## STATED TASK
Identify and copy all lines of the material where the string "hodlonaut" is found.

START

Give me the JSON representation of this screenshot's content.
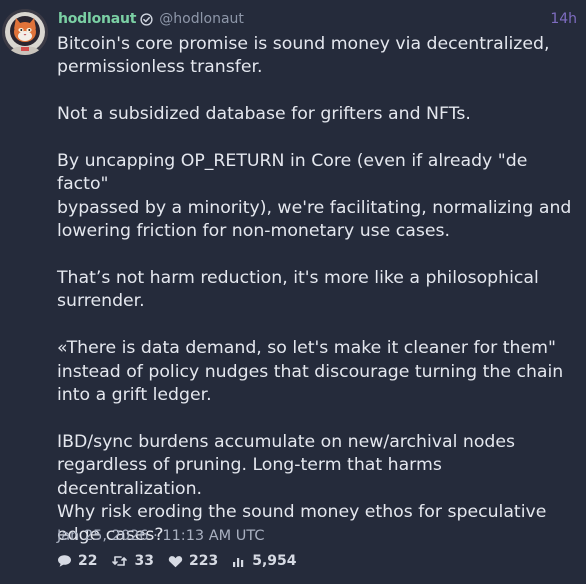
{
  "post": {
    "author": {
      "display_name": "hodlonaut",
      "handle": "@hodlonaut",
      "verified": true,
      "avatar": "astronaut-cat-avatar"
    },
    "relative_time": "14h",
    "paragraphs": [
      "Bitcoin's core promise is sound money via decentralized,\npermissionless transfer.",
      "Not a subsidized database for grifters and NFTs.",
      "By uncapping OP_RETURN in Core (even if already \"de facto\"\nbypassed by a minority), we're facilitating, normalizing and\nlowering friction for non-monetary use cases.",
      "That’s not harm reduction, it's more like a philosophical\nsurrender.",
      "«There is data demand, so let's make it cleaner for them\"\ninstead of policy nudges that discourage turning the chain\ninto a grift ledger.",
      "IBD/sync burdens accumulate on new/archival nodes\nregardless of pruning. Long-term that harms\ndecentralization.\nWhy risk eroding the sound money ethos for speculative\nedge cases?"
    ],
    "timestamp": "Jan 25, 2026 · 11:13 AM UTC",
    "stats": {
      "replies": "22",
      "reposts": "33",
      "likes": "223",
      "views": "5,954"
    }
  },
  "colors": {
    "background": "#252b3b",
    "name": "#7bd0a4",
    "handle": "#8e97a9",
    "time": "#7e6cc0",
    "text": "#e4e7ee"
  }
}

END

## COMPLETE RESPONSE
      "display_name": "hodlonaut",
      "handle": "@hodlonaut",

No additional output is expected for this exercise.